■ Set task
Output all of the entries exactly as written.

[Figure content listings]
==================================================

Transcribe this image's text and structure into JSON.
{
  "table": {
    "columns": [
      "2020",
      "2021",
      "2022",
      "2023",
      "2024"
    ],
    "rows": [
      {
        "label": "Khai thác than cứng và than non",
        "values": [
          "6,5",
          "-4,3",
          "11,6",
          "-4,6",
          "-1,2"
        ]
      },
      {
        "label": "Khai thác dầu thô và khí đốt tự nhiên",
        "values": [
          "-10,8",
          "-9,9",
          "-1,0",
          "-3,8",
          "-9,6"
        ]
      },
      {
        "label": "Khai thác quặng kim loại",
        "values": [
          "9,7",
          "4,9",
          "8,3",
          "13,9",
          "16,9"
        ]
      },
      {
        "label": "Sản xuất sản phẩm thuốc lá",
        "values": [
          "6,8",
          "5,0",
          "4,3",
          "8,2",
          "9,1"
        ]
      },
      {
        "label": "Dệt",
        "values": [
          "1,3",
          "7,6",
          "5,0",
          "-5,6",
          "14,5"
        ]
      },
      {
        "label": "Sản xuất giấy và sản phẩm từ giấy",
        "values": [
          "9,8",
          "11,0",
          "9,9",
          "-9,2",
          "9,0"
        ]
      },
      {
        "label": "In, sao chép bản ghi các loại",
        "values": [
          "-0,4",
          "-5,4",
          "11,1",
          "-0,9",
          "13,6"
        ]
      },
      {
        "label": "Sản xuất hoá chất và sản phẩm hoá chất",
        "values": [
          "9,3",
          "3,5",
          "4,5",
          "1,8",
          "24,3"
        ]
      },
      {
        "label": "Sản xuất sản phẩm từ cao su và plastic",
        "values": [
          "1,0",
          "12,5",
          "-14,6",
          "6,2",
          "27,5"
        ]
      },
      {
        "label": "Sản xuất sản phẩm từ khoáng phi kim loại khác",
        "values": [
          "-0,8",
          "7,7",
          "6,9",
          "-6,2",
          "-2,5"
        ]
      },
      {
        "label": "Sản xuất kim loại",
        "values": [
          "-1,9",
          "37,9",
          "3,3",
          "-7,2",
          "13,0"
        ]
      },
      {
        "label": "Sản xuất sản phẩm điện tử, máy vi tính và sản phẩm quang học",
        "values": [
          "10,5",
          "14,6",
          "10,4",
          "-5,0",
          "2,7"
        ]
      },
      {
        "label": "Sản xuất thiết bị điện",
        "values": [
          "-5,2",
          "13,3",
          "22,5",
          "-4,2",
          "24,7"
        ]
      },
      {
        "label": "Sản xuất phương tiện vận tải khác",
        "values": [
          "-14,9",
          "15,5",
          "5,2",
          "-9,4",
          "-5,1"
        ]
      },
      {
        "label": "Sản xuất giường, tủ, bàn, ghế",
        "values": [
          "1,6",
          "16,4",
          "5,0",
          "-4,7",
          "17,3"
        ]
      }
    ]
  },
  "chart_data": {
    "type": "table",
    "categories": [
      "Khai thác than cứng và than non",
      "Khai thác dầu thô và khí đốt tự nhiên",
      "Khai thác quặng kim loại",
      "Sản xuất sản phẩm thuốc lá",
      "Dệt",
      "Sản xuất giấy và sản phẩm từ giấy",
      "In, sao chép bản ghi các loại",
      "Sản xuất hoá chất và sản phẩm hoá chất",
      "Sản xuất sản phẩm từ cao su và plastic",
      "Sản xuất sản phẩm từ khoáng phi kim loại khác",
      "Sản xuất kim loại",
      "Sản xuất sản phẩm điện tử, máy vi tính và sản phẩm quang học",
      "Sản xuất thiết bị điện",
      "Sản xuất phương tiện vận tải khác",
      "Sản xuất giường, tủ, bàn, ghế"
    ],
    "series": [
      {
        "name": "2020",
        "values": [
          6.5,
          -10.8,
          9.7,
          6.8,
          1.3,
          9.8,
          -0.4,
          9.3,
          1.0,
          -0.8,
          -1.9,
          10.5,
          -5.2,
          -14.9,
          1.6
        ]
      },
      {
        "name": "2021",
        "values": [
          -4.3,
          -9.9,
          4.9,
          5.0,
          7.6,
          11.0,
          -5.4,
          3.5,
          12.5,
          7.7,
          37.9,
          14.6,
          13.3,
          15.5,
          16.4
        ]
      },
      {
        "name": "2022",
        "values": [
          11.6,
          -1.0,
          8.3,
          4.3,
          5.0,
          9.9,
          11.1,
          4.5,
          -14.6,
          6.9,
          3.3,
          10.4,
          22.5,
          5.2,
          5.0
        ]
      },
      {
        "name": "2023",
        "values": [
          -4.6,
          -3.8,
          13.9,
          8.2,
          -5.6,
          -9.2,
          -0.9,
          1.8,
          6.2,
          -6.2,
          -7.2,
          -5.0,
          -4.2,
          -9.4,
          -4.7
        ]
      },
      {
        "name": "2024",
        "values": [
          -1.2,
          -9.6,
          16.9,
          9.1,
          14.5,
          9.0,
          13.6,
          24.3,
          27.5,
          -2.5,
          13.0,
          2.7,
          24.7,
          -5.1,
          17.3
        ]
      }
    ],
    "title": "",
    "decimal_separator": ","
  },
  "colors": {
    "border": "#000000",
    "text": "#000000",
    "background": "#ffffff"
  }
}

==================================================

■ Solution for this problem
Transcribe this image's text and structure into JSON.
{
  "table": {
    "columns": [
      "2020",
      "2021",
      "2022",
      "2023",
      "2024"
    ],
    "rows": [
      {
        "label": "Khai thác than cứng và than non",
        "values": [
          "6,5",
          "-4,3",
          "11,6",
          "-4,6",
          "-1,2"
        ]
      },
      {
        "label": "Khai thác dầu thô và khí đốt tự nhiên",
        "values": [
          "-10,8",
          "-9,9",
          "-1,0",
          "-3,8",
          "-9,6"
        ]
      },
      {
        "label": "Khai thác quặng kim loại",
        "values": [
          "9,7",
          "4,9",
          "8,3",
          "13,9",
          "16,9"
        ]
      },
      {
        "label": "Sản xuất sản phẩm thuốc lá",
        "values": [
          "6,8",
          "5,0",
          "4,3",
          "8,2",
          "9,1"
        ]
      },
      {
        "label": "Dệt",
        "values": [
          "1,3",
          "7,6",
          "5,0",
          "-5,6",
          "14,5"
        ]
      },
      {
        "label": "Sản xuất giấy và sản phẩm từ giấy",
        "values": [
          "9,8",
          "11,0",
          "9,9",
          "-9,2",
          "9,0"
        ]
      },
      {
        "label": "In, sao chép bản ghi các loại",
        "values": [
          "-0,4",
          "-5,4",
          "11,1",
          "-0,9",
          "13,6"
        ]
      },
      {
        "label": "Sản xuất hoá chất và sản phẩm hoá chất",
        "values": [
          "9,3",
          "3,5",
          "4,5",
          "1,8",
          "24,3"
        ]
      },
      {
        "label": "Sản xuất sản phẩm từ cao su và plastic",
        "values": [
          "1,0",
          "12,5",
          "-14,6",
          "6,2",
          "27,5"
        ]
      },
      {
        "label": "Sản xuất sản phẩm từ khoáng phi kim loại khác",
        "values": [
          "-0,8",
          "7,7",
          "6,9",
          "-6,2",
          "-2,5"
        ]
      },
      {
        "label": "Sản xuất kim loại",
        "values": [
          "-1,9",
          "37,9",
          "3,3",
          "-7,2",
          "13,0"
        ]
      },
      {
        "label": "Sản xuất sản phẩm điện tử, máy vi tính và sản phẩm quang học",
        "values": [
          "10,5",
          "14,6",
          "10,4",
          "-5,0",
          "2,7"
        ]
      },
      {
        "label": "Sản xuất thiết bị điện",
        "values": [
          "-5,2",
          "13,3",
          "22,5",
          "-4,2",
          "24,7"
        ]
      },
      {
        "label": "Sản xuất phương tiện vận tải khác",
        "values": [
          "-14,9",
          "15,5",
          "5,2",
          "-9,4",
          "-5,1"
        ]
      },
      {
        "label": "Sản xuất giường, tủ, bàn, ghế",
        "values": [
          "1,6",
          "16,4",
          "5,0",
          "-4,7",
          "17,3"
        ]
      }
    ]
  },
  "chart_data": {
    "type": "table",
    "categories": [
      "Khai thác than cứng và than non",
      "Khai thác dầu thô và khí đốt tự nhiên",
      "Khai thác quặng kim loại",
      "Sản xuất sản phẩm thuốc lá",
      "Dệt",
      "Sản xuất giấy và sản phẩm từ giấy",
      "In, sao chép bản ghi các loại",
      "Sản xuất hoá chất và sản phẩm hoá chất",
      "Sản xuất sản phẩm từ cao su và plastic",
      "Sản xuất sản phẩm từ khoáng phi kim loại khác",
      "Sản xuất kim loại",
      "Sản xuất sản phẩm điện tử, máy vi tính và sản phẩm quang học",
      "Sản xuất thiết bị điện",
      "Sản xuất phương tiện vận tải khác",
      "Sản xuất giường, tủ, bàn, ghế"
    ],
    "series": [
      {
        "name": "2020",
        "values": [
          6.5,
          -10.8,
          9.7,
          6.8,
          1.3,
          9.8,
          -0.4,
          9.3,
          1.0,
          -0.8,
          -1.9,
          10.5,
          -5.2,
          -14.9,
          1.6
        ]
      },
      {
        "name": "2021",
        "values": [
          -4.3,
          -9.9,
          4.9,
          5.0,
          7.6,
          11.0,
          -5.4,
          3.5,
          12.5,
          7.7,
          37.9,
          14.6,
          13.3,
          15.5,
          16.4
        ]
      },
      {
        "name": "2022",
        "values": [
          11.6,
          -1.0,
          8.3,
          4.3,
          5.0,
          9.9,
          11.1,
          4.5,
          -14.6,
          6.9,
          3.3,
          10.4,
          22.5,
          5.2,
          5.0
        ]
      },
      {
        "name": "2023",
        "values": [
          -4.6,
          -3.8,
          13.9,
          8.2,
          -5.6,
          -9.2,
          -0.9,
          1.8,
          6.2,
          -6.2,
          -7.2,
          -5.0,
          -4.2,
          -9.4,
          -4.7
        ]
      },
      {
        "name": "2024",
        "values": [
          -1.2,
          -9.6,
          16.9,
          9.1,
          14.5,
          9.0,
          13.6,
          24.3,
          27.5,
          -2.5,
          13.0,
          2.7,
          24.7,
          -5.1,
          17.3
        ]
      }
    ],
    "title": "",
    "decimal_separator": ","
  },
  "colors": {
    "border": "#000000",
    "text": "#000000",
    "background": "#ffffff"
  }
}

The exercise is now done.